-------- Working data --------

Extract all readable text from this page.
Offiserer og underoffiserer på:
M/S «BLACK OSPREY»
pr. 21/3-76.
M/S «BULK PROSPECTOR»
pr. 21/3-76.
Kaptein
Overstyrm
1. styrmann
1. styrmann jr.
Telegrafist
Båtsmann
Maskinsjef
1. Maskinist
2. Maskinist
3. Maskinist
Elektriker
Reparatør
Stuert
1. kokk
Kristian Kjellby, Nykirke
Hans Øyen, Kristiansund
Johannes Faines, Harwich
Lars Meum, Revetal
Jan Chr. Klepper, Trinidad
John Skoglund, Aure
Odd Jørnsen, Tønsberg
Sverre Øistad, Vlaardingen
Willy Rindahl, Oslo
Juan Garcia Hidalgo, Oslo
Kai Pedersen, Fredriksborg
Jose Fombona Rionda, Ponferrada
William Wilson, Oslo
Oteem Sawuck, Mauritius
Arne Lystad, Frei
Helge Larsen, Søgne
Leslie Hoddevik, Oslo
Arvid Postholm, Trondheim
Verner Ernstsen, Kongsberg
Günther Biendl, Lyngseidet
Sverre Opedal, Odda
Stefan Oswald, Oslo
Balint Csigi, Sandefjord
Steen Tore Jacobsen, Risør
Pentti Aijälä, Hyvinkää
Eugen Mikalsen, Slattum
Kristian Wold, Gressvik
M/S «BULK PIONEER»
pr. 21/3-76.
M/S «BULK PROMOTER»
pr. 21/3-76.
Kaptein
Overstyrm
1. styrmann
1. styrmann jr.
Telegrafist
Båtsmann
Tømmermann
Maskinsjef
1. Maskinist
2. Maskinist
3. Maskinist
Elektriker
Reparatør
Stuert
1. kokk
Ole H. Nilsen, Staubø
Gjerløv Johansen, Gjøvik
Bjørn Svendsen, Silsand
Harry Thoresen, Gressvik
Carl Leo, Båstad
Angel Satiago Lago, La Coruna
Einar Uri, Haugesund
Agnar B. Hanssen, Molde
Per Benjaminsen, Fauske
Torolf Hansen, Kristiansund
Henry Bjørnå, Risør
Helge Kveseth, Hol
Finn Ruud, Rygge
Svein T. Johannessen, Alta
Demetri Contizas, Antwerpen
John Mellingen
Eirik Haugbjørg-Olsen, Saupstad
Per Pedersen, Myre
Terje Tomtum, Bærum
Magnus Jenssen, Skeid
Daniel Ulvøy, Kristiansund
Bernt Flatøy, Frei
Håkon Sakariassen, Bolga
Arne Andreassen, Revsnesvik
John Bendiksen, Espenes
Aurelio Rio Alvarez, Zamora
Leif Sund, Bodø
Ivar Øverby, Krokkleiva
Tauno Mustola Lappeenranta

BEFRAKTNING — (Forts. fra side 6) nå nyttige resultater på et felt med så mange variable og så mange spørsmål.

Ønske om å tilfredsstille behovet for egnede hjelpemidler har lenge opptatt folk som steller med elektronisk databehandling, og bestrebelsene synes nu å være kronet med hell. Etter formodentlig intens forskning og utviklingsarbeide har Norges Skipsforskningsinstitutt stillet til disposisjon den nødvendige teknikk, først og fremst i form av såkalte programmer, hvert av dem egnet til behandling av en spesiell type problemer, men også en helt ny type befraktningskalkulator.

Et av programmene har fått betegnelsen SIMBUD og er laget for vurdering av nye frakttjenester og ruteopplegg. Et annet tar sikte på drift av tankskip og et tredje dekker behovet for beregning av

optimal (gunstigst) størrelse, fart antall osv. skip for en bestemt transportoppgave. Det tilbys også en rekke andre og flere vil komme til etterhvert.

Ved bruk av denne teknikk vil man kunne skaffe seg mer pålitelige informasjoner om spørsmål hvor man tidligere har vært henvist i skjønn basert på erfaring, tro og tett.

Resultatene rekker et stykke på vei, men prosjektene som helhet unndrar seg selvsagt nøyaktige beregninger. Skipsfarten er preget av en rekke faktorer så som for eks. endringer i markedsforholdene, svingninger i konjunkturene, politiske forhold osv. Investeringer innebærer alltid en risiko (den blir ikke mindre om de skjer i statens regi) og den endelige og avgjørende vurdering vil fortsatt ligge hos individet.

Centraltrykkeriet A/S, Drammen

--------
-------- Working data --------

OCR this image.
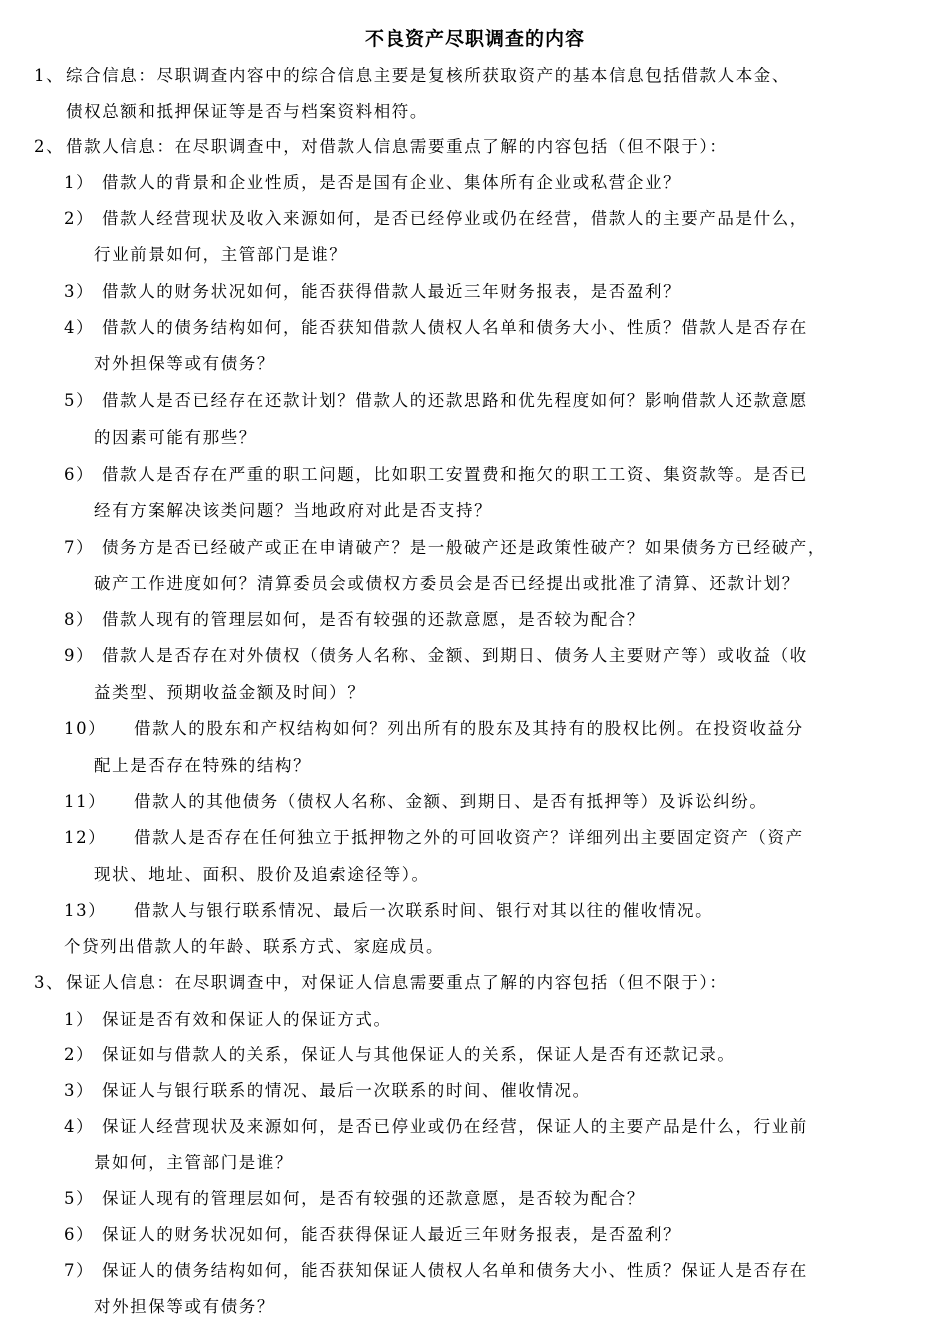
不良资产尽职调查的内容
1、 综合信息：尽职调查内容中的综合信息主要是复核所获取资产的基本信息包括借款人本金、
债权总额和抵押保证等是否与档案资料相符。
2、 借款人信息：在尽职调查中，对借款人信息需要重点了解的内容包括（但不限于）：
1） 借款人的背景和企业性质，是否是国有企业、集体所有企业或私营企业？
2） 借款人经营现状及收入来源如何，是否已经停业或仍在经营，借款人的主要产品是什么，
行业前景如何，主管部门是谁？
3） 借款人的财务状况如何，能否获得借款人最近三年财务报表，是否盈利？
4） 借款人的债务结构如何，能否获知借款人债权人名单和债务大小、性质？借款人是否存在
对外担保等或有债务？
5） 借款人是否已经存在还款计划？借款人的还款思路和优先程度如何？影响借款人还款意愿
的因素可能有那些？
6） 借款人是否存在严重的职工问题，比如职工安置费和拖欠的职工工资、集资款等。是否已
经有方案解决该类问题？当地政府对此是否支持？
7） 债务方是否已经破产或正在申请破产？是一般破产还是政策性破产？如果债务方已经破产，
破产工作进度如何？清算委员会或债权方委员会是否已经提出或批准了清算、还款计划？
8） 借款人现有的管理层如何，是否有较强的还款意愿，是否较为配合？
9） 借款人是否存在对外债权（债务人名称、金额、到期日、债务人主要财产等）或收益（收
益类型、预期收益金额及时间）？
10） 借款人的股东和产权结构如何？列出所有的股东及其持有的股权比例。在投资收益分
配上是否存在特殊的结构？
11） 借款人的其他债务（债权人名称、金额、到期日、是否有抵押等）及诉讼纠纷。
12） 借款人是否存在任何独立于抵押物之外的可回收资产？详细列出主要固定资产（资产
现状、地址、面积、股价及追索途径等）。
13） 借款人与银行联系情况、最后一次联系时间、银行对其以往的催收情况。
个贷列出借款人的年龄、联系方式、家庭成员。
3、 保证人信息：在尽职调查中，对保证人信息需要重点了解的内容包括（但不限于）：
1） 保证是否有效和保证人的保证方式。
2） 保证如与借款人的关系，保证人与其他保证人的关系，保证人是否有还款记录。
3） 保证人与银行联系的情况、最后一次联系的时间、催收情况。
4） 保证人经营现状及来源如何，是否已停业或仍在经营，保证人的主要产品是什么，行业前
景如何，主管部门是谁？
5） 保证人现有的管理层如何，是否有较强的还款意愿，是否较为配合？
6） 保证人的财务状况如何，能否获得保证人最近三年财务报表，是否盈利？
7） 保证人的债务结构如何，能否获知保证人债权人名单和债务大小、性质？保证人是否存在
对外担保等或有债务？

--------
-------- Working data --------

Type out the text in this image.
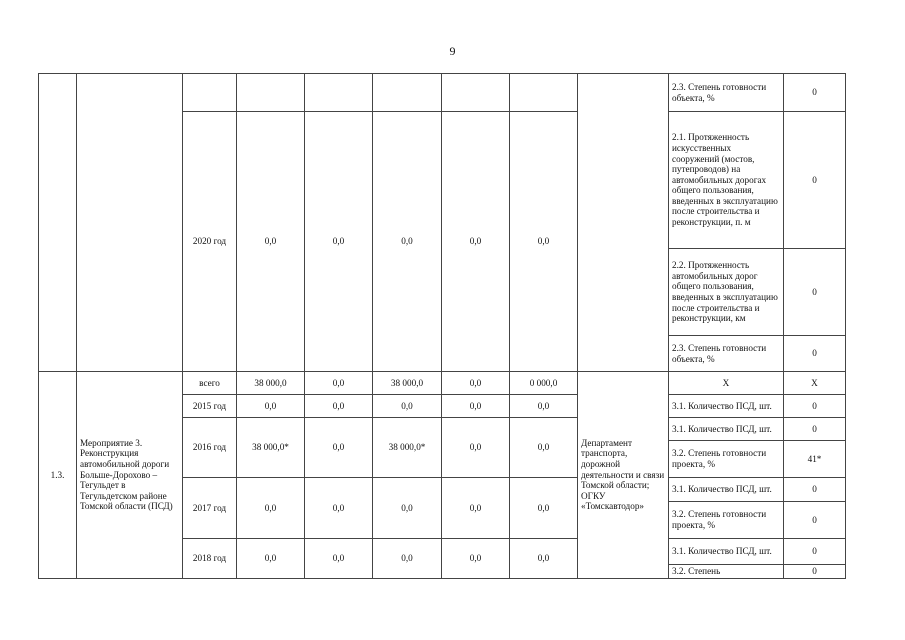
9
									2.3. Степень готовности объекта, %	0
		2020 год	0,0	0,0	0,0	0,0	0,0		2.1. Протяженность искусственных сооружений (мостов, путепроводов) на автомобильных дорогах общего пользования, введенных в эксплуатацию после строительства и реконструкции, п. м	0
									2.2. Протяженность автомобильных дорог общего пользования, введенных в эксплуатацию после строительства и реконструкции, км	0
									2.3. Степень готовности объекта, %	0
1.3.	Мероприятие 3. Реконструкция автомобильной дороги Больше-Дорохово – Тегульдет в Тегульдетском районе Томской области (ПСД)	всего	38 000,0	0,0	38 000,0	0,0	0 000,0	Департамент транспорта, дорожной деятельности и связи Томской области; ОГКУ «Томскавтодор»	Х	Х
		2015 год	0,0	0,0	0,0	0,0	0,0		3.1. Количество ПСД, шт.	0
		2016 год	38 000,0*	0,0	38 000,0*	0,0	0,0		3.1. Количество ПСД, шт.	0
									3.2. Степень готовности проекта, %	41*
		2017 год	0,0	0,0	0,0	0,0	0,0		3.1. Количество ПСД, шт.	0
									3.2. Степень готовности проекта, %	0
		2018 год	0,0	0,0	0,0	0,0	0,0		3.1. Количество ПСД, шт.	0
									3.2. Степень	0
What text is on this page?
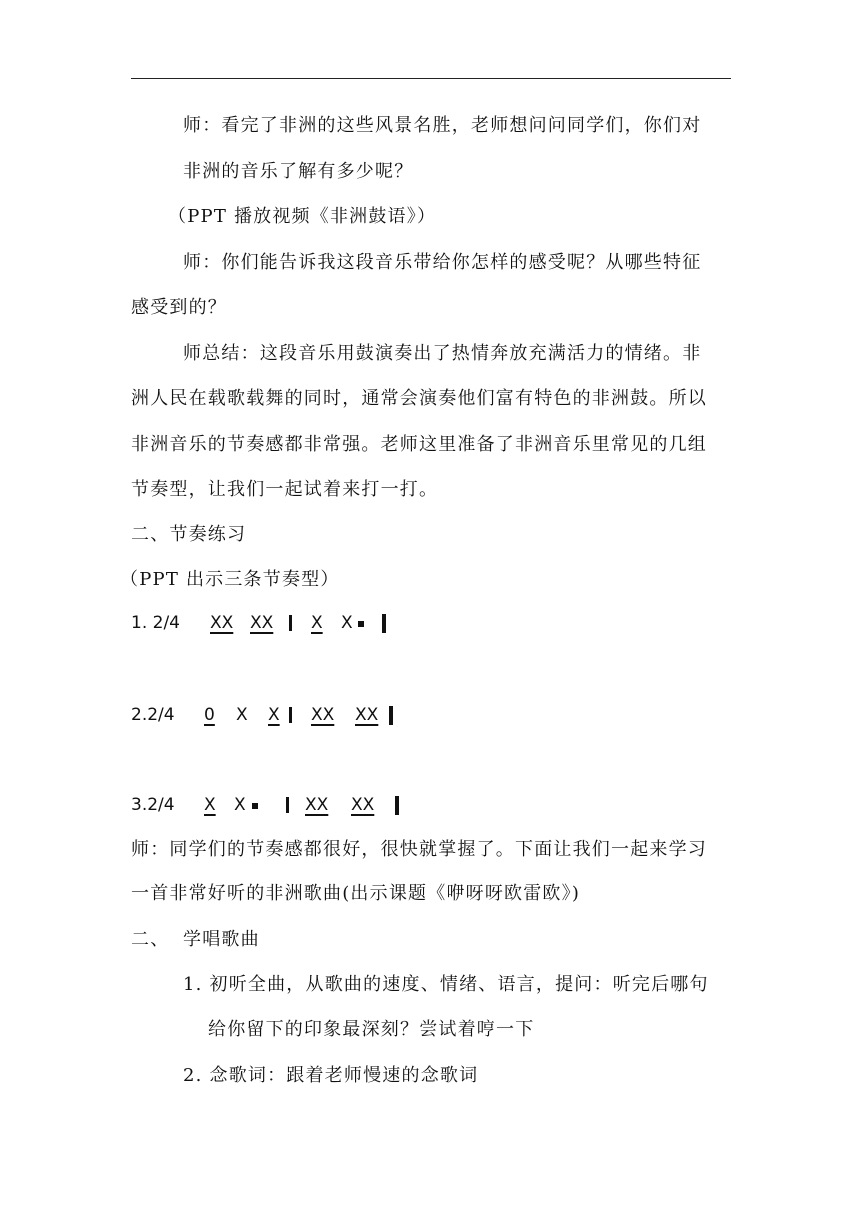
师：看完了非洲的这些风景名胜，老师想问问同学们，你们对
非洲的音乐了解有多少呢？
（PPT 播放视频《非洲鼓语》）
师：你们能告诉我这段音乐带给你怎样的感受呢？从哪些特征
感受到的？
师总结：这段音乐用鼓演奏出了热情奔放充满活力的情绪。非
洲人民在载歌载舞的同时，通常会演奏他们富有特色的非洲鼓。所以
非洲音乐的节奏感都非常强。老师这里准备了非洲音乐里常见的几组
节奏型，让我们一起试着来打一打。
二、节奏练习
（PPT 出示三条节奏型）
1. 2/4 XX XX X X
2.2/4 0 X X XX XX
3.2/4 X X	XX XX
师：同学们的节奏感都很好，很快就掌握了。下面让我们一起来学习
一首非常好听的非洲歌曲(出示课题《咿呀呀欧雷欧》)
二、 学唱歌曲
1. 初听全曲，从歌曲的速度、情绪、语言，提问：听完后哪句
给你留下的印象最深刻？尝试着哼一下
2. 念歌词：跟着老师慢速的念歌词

--------

* Task brief: Report how many lines of the listing above include the word "在尽职调查中". Say nothing but the number.

* Task response: 2